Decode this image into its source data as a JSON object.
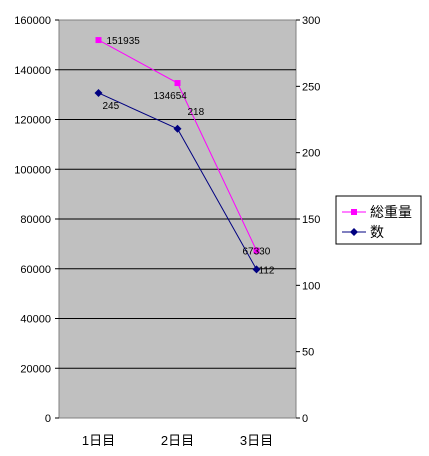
{
  "chart_data": {
    "type": "line",
    "categories": [
      "1日目",
      "2日目",
      "3日目"
    ],
    "series": [
      {
        "name": "総重量",
        "axis": "left",
        "color": "#ff00ff",
        "marker": "square",
        "values": [
          151935,
          134654,
          67330
        ],
        "labels": [
          "151935",
          "134654",
          "67330"
        ]
      },
      {
        "name": "数",
        "axis": "right",
        "color": "#000080",
        "marker": "diamond",
        "values": [
          245,
          218,
          112
        ],
        "labels": [
          "245",
          "218",
          "112"
        ]
      }
    ],
    "y_left": {
      "min": 0,
      "max": 160000,
      "ticks": [
        "0",
        "20000",
        "40000",
        "60000",
        "80000",
        "100000",
        "120000",
        "140000",
        "160000"
      ]
    },
    "y_right": {
      "min": 0,
      "max": 300,
      "ticks": [
        "0",
        "50",
        "100",
        "150",
        "200",
        "250",
        "300"
      ]
    },
    "plot_background": "#c0c0c0",
    "grid": true,
    "legend_position": "right",
    "title": "",
    "xlabel": "",
    "ylabel": ""
  }
}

▶ **WHAT THE TASK ASKS**: Working from the lines above, reproduce the material exactly and exclude its pictures.

▶ **EXPECTED OUTPUT**:
Decode this image into its source data as a JSON object.
{
  "chart_data": {
    "type": "line",
    "categories": [
      "1日目",
      "2日目",
      "3日目"
    ],
    "series": [
      {
        "name": "総重量",
        "axis": "left",
        "color": "#ff00ff",
        "marker": "square",
        "values": [
          151935,
          134654,
          67330
        ],
        "labels": [
          "151935",
          "134654",
          "67330"
        ]
      },
      {
        "name": "数",
        "axis": "right",
        "color": "#000080",
        "marker": "diamond",
        "values": [
          245,
          218,
          112
        ],
        "labels": [
          "245",
          "218",
          "112"
        ]
      }
    ],
    "y_left": {
      "min": 0,
      "max": 160000,
      "ticks": [
        "0",
        "20000",
        "40000",
        "60000",
        "80000",
        "100000",
        "120000",
        "140000",
        "160000"
      ]
    },
    "y_right": {
      "min": 0,
      "max": 300,
      "ticks": [
        "0",
        "50",
        "100",
        "150",
        "200",
        "250",
        "300"
      ]
    },
    "plot_background": "#c0c0c0",
    "grid": true,
    "legend_position": "right",
    "title": "",
    "xlabel": "",
    "ylabel": ""
  }
}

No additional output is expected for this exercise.